Across all the lines below, how many contain the string "initial"? Please reply with the number only.

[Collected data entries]
◇ ◇ ◇ ◇ ◇ ◇ ◇

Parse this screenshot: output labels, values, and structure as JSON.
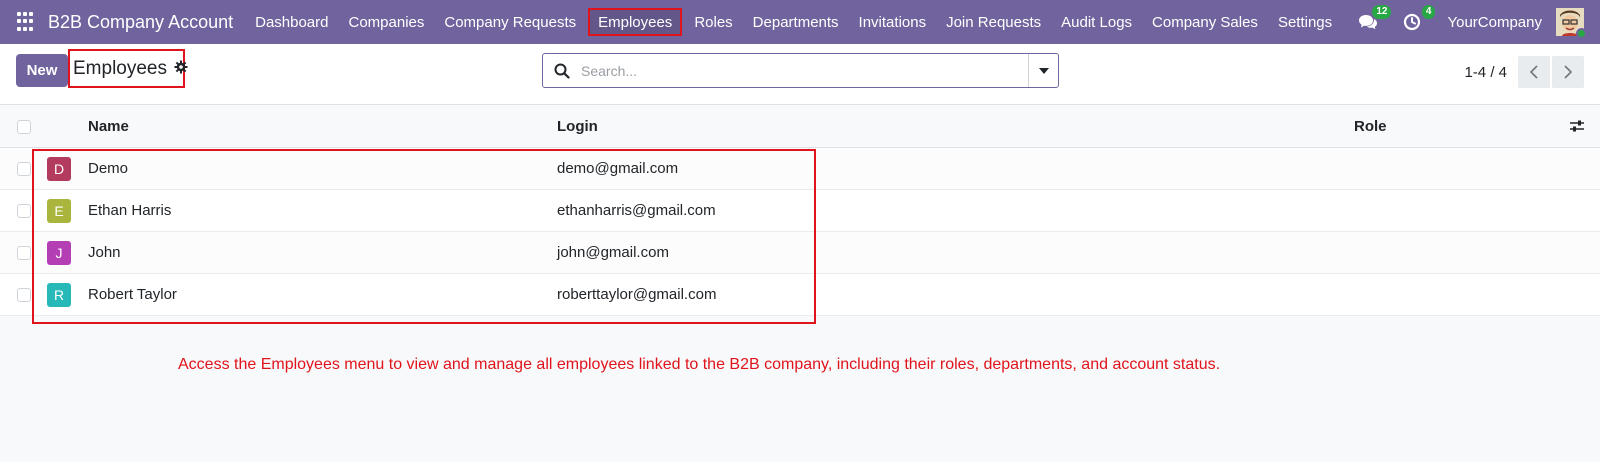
{
  "navbar": {
    "app_title": "B2B Company Account",
    "menu": [
      {
        "label": "Dashboard",
        "active": false
      },
      {
        "label": "Companies",
        "active": false
      },
      {
        "label": "Company Requests",
        "active": false
      },
      {
        "label": "Employees",
        "active": true
      },
      {
        "label": "Roles",
        "active": false
      },
      {
        "label": "Departments",
        "active": false
      },
      {
        "label": "Invitations",
        "active": false
      },
      {
        "label": "Join Requests",
        "active": false
      },
      {
        "label": "Audit Logs",
        "active": false
      },
      {
        "label": "Company Sales",
        "active": false
      },
      {
        "label": "Settings",
        "active": false
      }
    ],
    "messages_count": "12",
    "activities_count": "4",
    "company_name": "YourCompany"
  },
  "control": {
    "new_label": "New",
    "breadcrumb_title": "Employees",
    "search_placeholder": "Search...",
    "pager_value": "1-4 / 4"
  },
  "list": {
    "columns": {
      "name": "Name",
      "login": "Login",
      "role": "Role"
    },
    "rows": [
      {
        "initial": "D",
        "avatar_color": "#b23b5e",
        "name": "Demo",
        "login": "demo@gmail.com"
      },
      {
        "initial": "E",
        "avatar_color": "#a9b53c",
        "name": "Ethan Harris",
        "login": "ethanharris@gmail.com"
      },
      {
        "initial": "J",
        "avatar_color": "#b43fb5",
        "name": "John",
        "login": "john@gmail.com"
      },
      {
        "initial": "R",
        "avatar_color": "#27b8b8",
        "name": "Robert Taylor",
        "login": "roberttaylor@gmail.com"
      }
    ]
  },
  "annotation": "Access the Employees menu to view and manage all employees linked to the B2B company, including their roles, departments, and account status.",
  "colors": {
    "brand": "#71639e",
    "highlight": "#e0141c",
    "badge": "#28a745"
  }
}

◇ ◇ ◇ ◇ ◇ ◇ ◇

Task output: 4